> Requirements
Return the whole listing, line for line, without the pictures in it.

> Material for the task
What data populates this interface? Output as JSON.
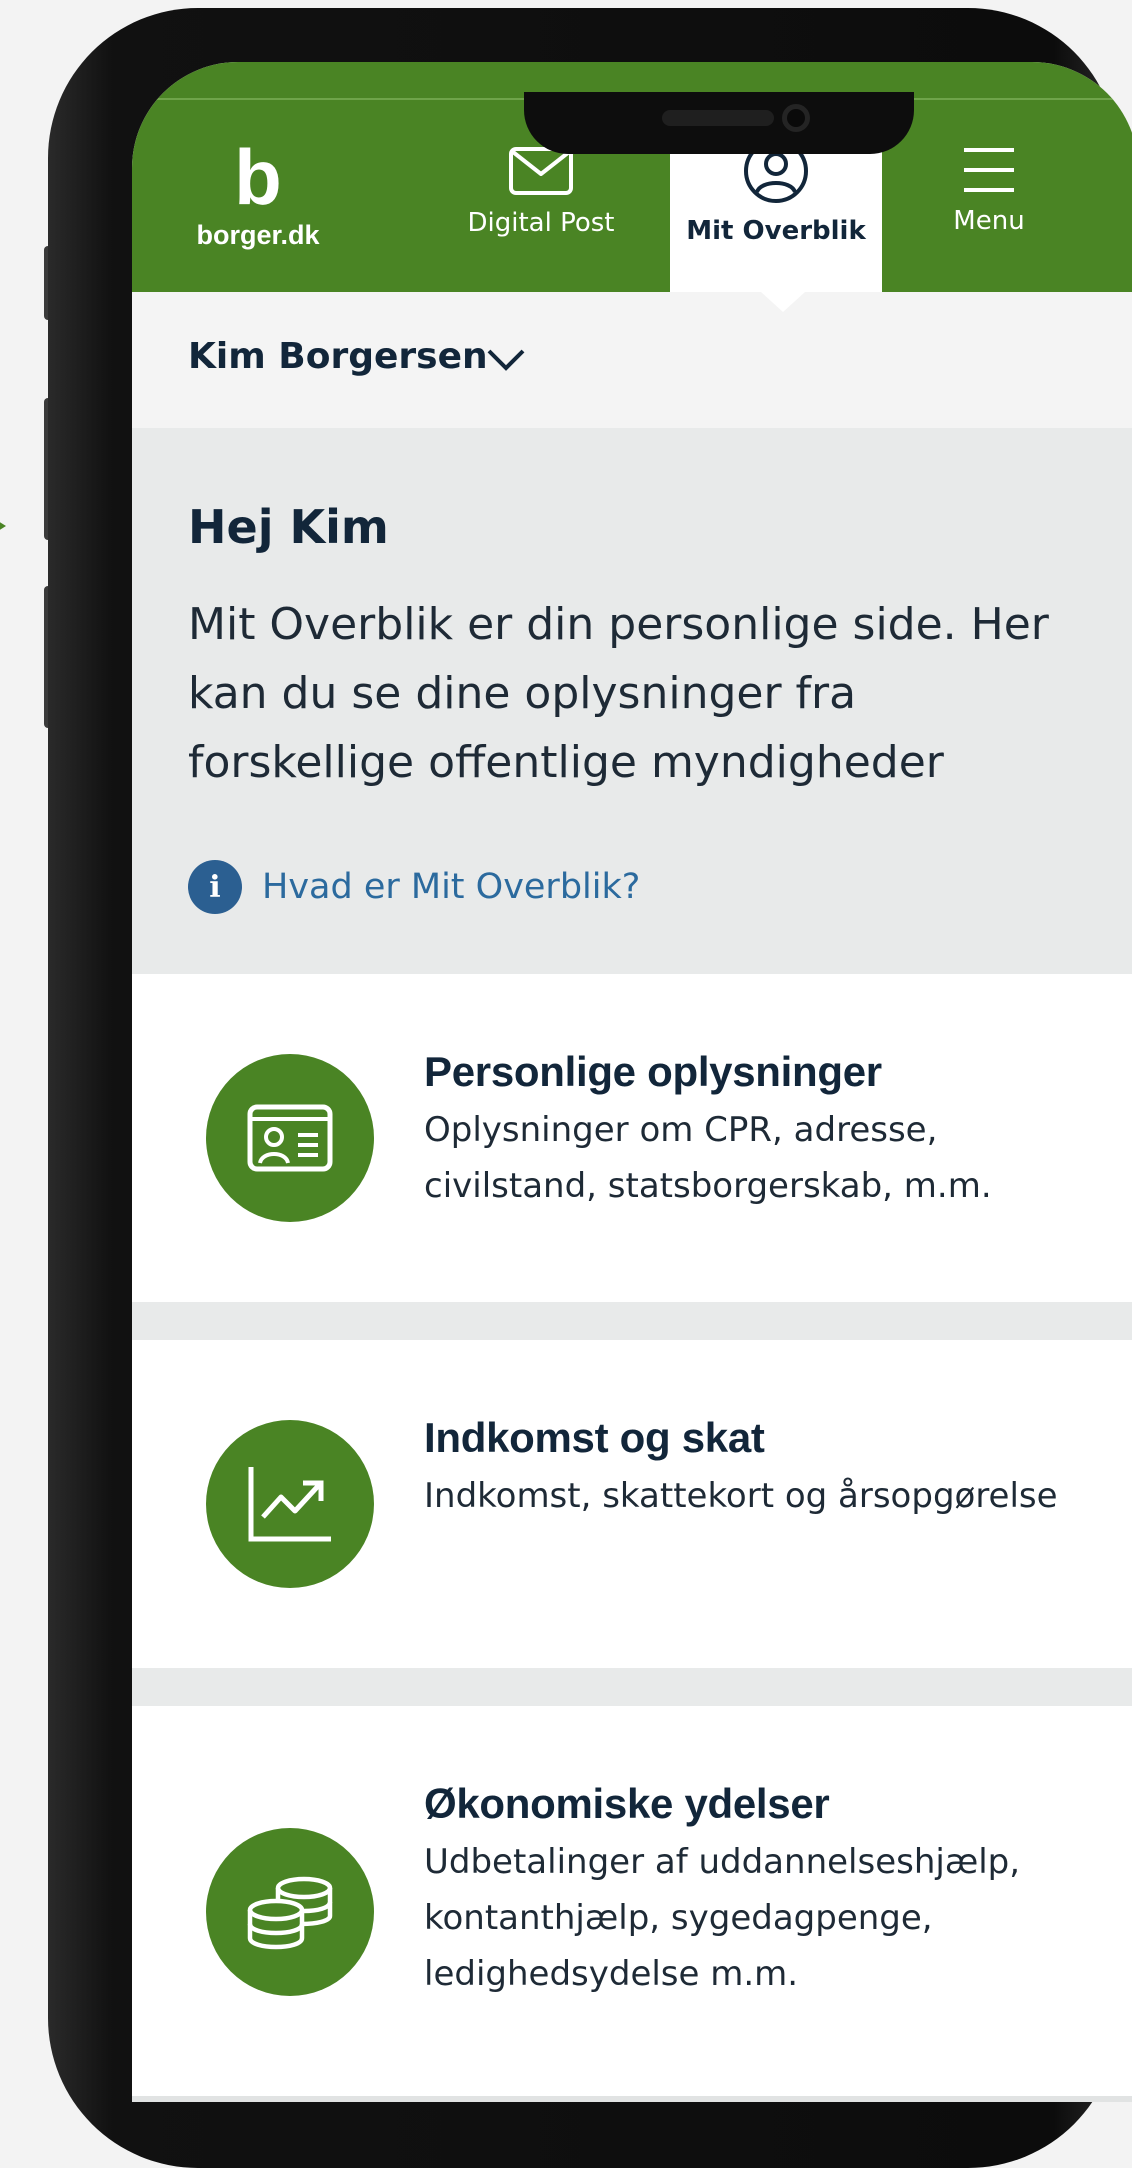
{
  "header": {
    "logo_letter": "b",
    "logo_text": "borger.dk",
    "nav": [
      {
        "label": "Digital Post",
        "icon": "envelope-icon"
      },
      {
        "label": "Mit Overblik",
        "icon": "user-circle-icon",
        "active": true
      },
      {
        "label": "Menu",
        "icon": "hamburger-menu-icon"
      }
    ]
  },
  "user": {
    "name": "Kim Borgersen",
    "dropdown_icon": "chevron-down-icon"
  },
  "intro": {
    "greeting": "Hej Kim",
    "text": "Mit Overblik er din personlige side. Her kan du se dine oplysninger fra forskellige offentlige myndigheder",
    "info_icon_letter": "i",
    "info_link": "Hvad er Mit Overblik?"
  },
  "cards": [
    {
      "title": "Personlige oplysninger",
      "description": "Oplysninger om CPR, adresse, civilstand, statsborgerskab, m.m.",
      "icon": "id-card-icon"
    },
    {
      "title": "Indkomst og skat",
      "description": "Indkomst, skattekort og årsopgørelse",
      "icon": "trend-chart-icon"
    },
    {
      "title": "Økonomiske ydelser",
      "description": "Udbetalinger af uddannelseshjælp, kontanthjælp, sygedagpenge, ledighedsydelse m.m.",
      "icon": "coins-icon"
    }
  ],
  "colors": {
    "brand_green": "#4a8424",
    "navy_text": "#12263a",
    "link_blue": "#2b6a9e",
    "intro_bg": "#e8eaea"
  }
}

> Task result
What data populates this interface? Output as JSON.
{
  "header": {
    "logo_letter": "b",
    "logo_text": "borger.dk",
    "nav": [
      {
        "label": "Digital Post",
        "icon": "envelope-icon"
      },
      {
        "label": "Mit Overblik",
        "icon": "user-circle-icon",
        "active": true
      },
      {
        "label": "Menu",
        "icon": "hamburger-menu-icon"
      }
    ]
  },
  "user": {
    "name": "Kim Borgersen",
    "dropdown_icon": "chevron-down-icon"
  },
  "intro": {
    "greeting": "Hej Kim",
    "text": "Mit Overblik er din personlige side. Her kan du se dine oplysninger fra forskellige offentlige myndigheder",
    "info_icon_letter": "i",
    "info_link": "Hvad er Mit Overblik?"
  },
  "cards": [
    {
      "title": "Personlige oplysninger",
      "description": "Oplysninger om CPR, adresse, civilstand, statsborgerskab, m.m.",
      "icon": "id-card-icon"
    },
    {
      "title": "Indkomst og skat",
      "description": "Indkomst, skattekort og årsopgørelse",
      "icon": "trend-chart-icon"
    },
    {
      "title": "Økonomiske ydelser",
      "description": "Udbetalinger af uddannelseshjælp, kontanthjælp, sygedagpenge, ledighedsydelse m.m.",
      "icon": "coins-icon"
    }
  ],
  "colors": {
    "brand_green": "#4a8424",
    "navy_text": "#12263a",
    "link_blue": "#2b6a9e",
    "intro_bg": "#e8eaea"
  }
}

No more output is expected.